WHAT IS EXPECTED
Word for word, set down the records and skip each picture.

RECORDED INFORMATION
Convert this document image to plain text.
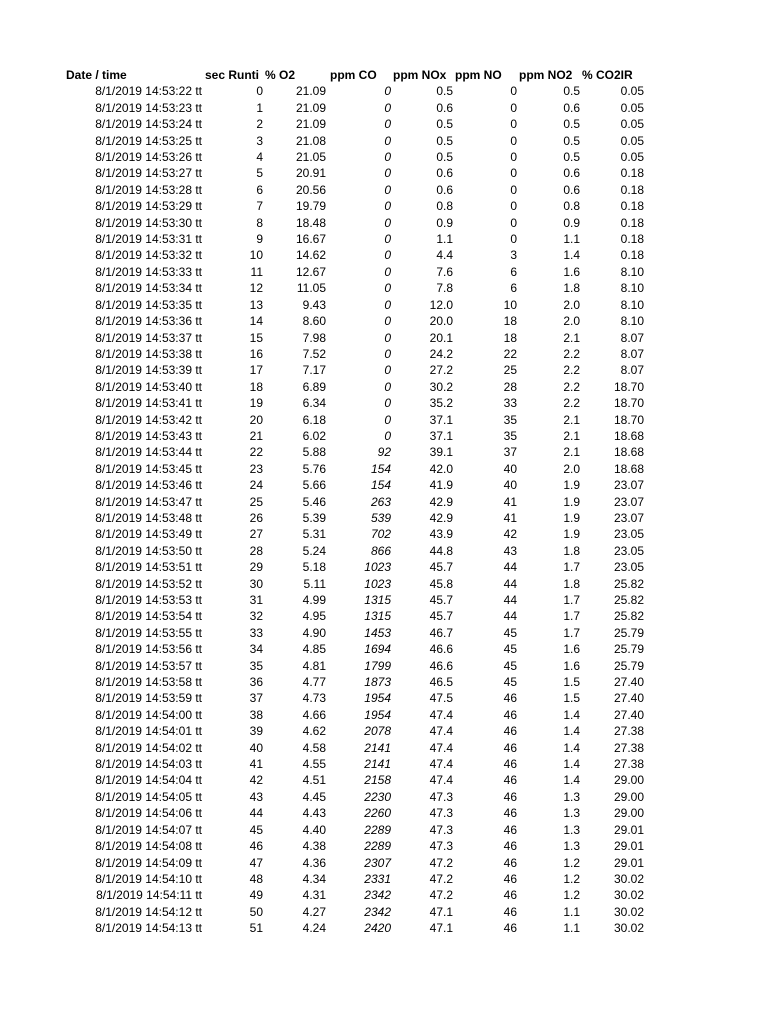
Date / time	sec Runti	% O2	ppm CO	ppm NOx	ppm NO	ppm NO2	% CO2IR
8/1/2019 14:53:22 tt	0	21.09	0	0.5	0	0.5	0.05
8/1/2019 14:53:23 tt	1	21.09	0	0.6	0	0.6	0.05
8/1/2019 14:53:24 tt	2	21.09	0	0.5	0	0.5	0.05
8/1/2019 14:53:25 tt	3	21.08	0	0.5	0	0.5	0.05
8/1/2019 14:53:26 tt	4	21.05	0	0.5	0	0.5	0.05
8/1/2019 14:53:27 tt	5	20.91	0	0.6	0	0.6	0.18
8/1/2019 14:53:28 tt	6	20.56	0	0.6	0	0.6	0.18
8/1/2019 14:53:29 tt	7	19.79	0	0.8	0	0.8	0.18
8/1/2019 14:53:30 tt	8	18.48	0	0.9	0	0.9	0.18
8/1/2019 14:53:31 tt	9	16.67	0	1.1	0	1.1	0.18
8/1/2019 14:53:32 tt	10	14.62	0	4.4	3	1.4	0.18
8/1/2019 14:53:33 tt	11	12.67	0	7.6	6	1.6	8.10
8/1/2019 14:53:34 tt	12	11.05	0	7.8	6	1.8	8.10
8/1/2019 14:53:35 tt	13	9.43	0	12.0	10	2.0	8.10
8/1/2019 14:53:36 tt	14	8.60	0	20.0	18	2.0	8.10
8/1/2019 14:53:37 tt	15	7.98	0	20.1	18	2.1	8.07
8/1/2019 14:53:38 tt	16	7.52	0	24.2	22	2.2	8.07
8/1/2019 14:53:39 tt	17	7.17	0	27.2	25	2.2	8.07
8/1/2019 14:53:40 tt	18	6.89	0	30.2	28	2.2	18.70
8/1/2019 14:53:41 tt	19	6.34	0	35.2	33	2.2	18.70
8/1/2019 14:53:42 tt	20	6.18	0	37.1	35	2.1	18.70
8/1/2019 14:53:43 tt	21	6.02	0	37.1	35	2.1	18.68
8/1/2019 14:53:44 tt	22	5.88	92	39.1	37	2.1	18.68
8/1/2019 14:53:45 tt	23	5.76	154	42.0	40	2.0	18.68
8/1/2019 14:53:46 tt	24	5.66	154	41.9	40	1.9	23.07
8/1/2019 14:53:47 tt	25	5.46	263	42.9	41	1.9	23.07
8/1/2019 14:53:48 tt	26	5.39	539	42.9	41	1.9	23.07
8/1/2019 14:53:49 tt	27	5.31	702	43.9	42	1.9	23.05
8/1/2019 14:53:50 tt	28	5.24	866	44.8	43	1.8	23.05
8/1/2019 14:53:51 tt	29	5.18	1023	45.7	44	1.7	23.05
8/1/2019 14:53:52 tt	30	5.11	1023	45.8	44	1.8	25.82
8/1/2019 14:53:53 tt	31	4.99	1315	45.7	44	1.7	25.82
8/1/2019 14:53:54 tt	32	4.95	1315	45.7	44	1.7	25.82
8/1/2019 14:53:55 tt	33	4.90	1453	46.7	45	1.7	25.79
8/1/2019 14:53:56 tt	34	4.85	1694	46.6	45	1.6	25.79
8/1/2019 14:53:57 tt	35	4.81	1799	46.6	45	1.6	25.79
8/1/2019 14:53:58 tt	36	4.77	1873	46.5	45	1.5	27.40
8/1/2019 14:53:59 tt	37	4.73	1954	47.5	46	1.5	27.40
8/1/2019 14:54:00 tt	38	4.66	1954	47.4	46	1.4	27.40
8/1/2019 14:54:01 tt	39	4.62	2078	47.4	46	1.4	27.38
8/1/2019 14:54:02 tt	40	4.58	2141	47.4	46	1.4	27.38
8/1/2019 14:54:03 tt	41	4.55	2141	47.4	46	1.4	27.38
8/1/2019 14:54:04 tt	42	4.51	2158	47.4	46	1.4	29.00
8/1/2019 14:54:05 tt	43	4.45	2230	47.3	46	1.3	29.00
8/1/2019 14:54:06 tt	44	4.43	2260	47.3	46	1.3	29.00
8/1/2019 14:54:07 tt	45	4.40	2289	47.3	46	1.3	29.01
8/1/2019 14:54:08 tt	46	4.38	2289	47.3	46	1.3	29.01
8/1/2019 14:54:09 tt	47	4.36	2307	47.2	46	1.2	29.01
8/1/2019 14:54:10 tt	48	4.34	2331	47.2	46	1.2	30.02
8/1/2019 14:54:11 tt	49	4.31	2342	47.2	46	1.2	30.02
8/1/2019 14:54:12 tt	50	4.27	2342	47.1	46	1.1	30.02
8/1/2019 14:54:13 tt	51	4.24	2420	47.1	46	1.1	30.02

FULL SOLUTION
Convert this document image to plain text.
Date / time	sec Runti	% O2	ppm CO	ppm NOx	ppm NO	ppm NO2	% CO2IR
8/1/2019 14:53:22 tt	0	21.09	0	0.5	0	0.5	0.05
8/1/2019 14:53:23 tt	1	21.09	0	0.6	0	0.6	0.05
8/1/2019 14:53:24 tt	2	21.09	0	0.5	0	0.5	0.05
8/1/2019 14:53:25 tt	3	21.08	0	0.5	0	0.5	0.05
8/1/2019 14:53:26 tt	4	21.05	0	0.5	0	0.5	0.05
8/1/2019 14:53:27 tt	5	20.91	0	0.6	0	0.6	0.18
8/1/2019 14:53:28 tt	6	20.56	0	0.6	0	0.6	0.18
8/1/2019 14:53:29 tt	7	19.79	0	0.8	0	0.8	0.18
8/1/2019 14:53:30 tt	8	18.48	0	0.9	0	0.9	0.18
8/1/2019 14:53:31 tt	9	16.67	0	1.1	0	1.1	0.18
8/1/2019 14:53:32 tt	10	14.62	0	4.4	3	1.4	0.18
8/1/2019 14:53:33 tt	11	12.67	0	7.6	6	1.6	8.10
8/1/2019 14:53:34 tt	12	11.05	0	7.8	6	1.8	8.10
8/1/2019 14:53:35 tt	13	9.43	0	12.0	10	2.0	8.10
8/1/2019 14:53:36 tt	14	8.60	0	20.0	18	2.0	8.10
8/1/2019 14:53:37 tt	15	7.98	0	20.1	18	2.1	8.07
8/1/2019 14:53:38 tt	16	7.52	0	24.2	22	2.2	8.07
8/1/2019 14:53:39 tt	17	7.17	0	27.2	25	2.2	8.07
8/1/2019 14:53:40 tt	18	6.89	0	30.2	28	2.2	18.70
8/1/2019 14:53:41 tt	19	6.34	0	35.2	33	2.2	18.70
8/1/2019 14:53:42 tt	20	6.18	0	37.1	35	2.1	18.70
8/1/2019 14:53:43 tt	21	6.02	0	37.1	35	2.1	18.68
8/1/2019 14:53:44 tt	22	5.88	92	39.1	37	2.1	18.68
8/1/2019 14:53:45 tt	23	5.76	154	42.0	40	2.0	18.68
8/1/2019 14:53:46 tt	24	5.66	154	41.9	40	1.9	23.07
8/1/2019 14:53:47 tt	25	5.46	263	42.9	41	1.9	23.07
8/1/2019 14:53:48 tt	26	5.39	539	42.9	41	1.9	23.07
8/1/2019 14:53:49 tt	27	5.31	702	43.9	42	1.9	23.05
8/1/2019 14:53:50 tt	28	5.24	866	44.8	43	1.8	23.05
8/1/2019 14:53:51 tt	29	5.18	1023	45.7	44	1.7	23.05
8/1/2019 14:53:52 tt	30	5.11	1023	45.8	44	1.8	25.82
8/1/2019 14:53:53 tt	31	4.99	1315	45.7	44	1.7	25.82
8/1/2019 14:53:54 tt	32	4.95	1315	45.7	44	1.7	25.82
8/1/2019 14:53:55 tt	33	4.90	1453	46.7	45	1.7	25.79
8/1/2019 14:53:56 tt	34	4.85	1694	46.6	45	1.6	25.79
8/1/2019 14:53:57 tt	35	4.81	1799	46.6	45	1.6	25.79
8/1/2019 14:53:58 tt	36	4.77	1873	46.5	45	1.5	27.40
8/1/2019 14:53:59 tt	37	4.73	1954	47.5	46	1.5	27.40
8/1/2019 14:54:00 tt	38	4.66	1954	47.4	46	1.4	27.40
8/1/2019 14:54:01 tt	39	4.62	2078	47.4	46	1.4	27.38
8/1/2019 14:54:02 tt	40	4.58	2141	47.4	46	1.4	27.38
8/1/2019 14:54:03 tt	41	4.55	2141	47.4	46	1.4	27.38
8/1/2019 14:54:04 tt	42	4.51	2158	47.4	46	1.4	29.00
8/1/2019 14:54:05 tt	43	4.45	2230	47.3	46	1.3	29.00
8/1/2019 14:54:06 tt	44	4.43	2260	47.3	46	1.3	29.00
8/1/2019 14:54:07 tt	45	4.40	2289	47.3	46	1.3	29.01
8/1/2019 14:54:08 tt	46	4.38	2289	47.3	46	1.3	29.01
8/1/2019 14:54:09 tt	47	4.36	2307	47.2	46	1.2	29.01
8/1/2019 14:54:10 tt	48	4.34	2331	47.2	46	1.2	30.02
8/1/2019 14:54:11 tt	49	4.31	2342	47.2	46	1.2	30.02
8/1/2019 14:54:12 tt	50	4.27	2342	47.1	46	1.1	30.02
8/1/2019 14:54:13 tt	51	4.24	2420	47.1	46	1.1	30.02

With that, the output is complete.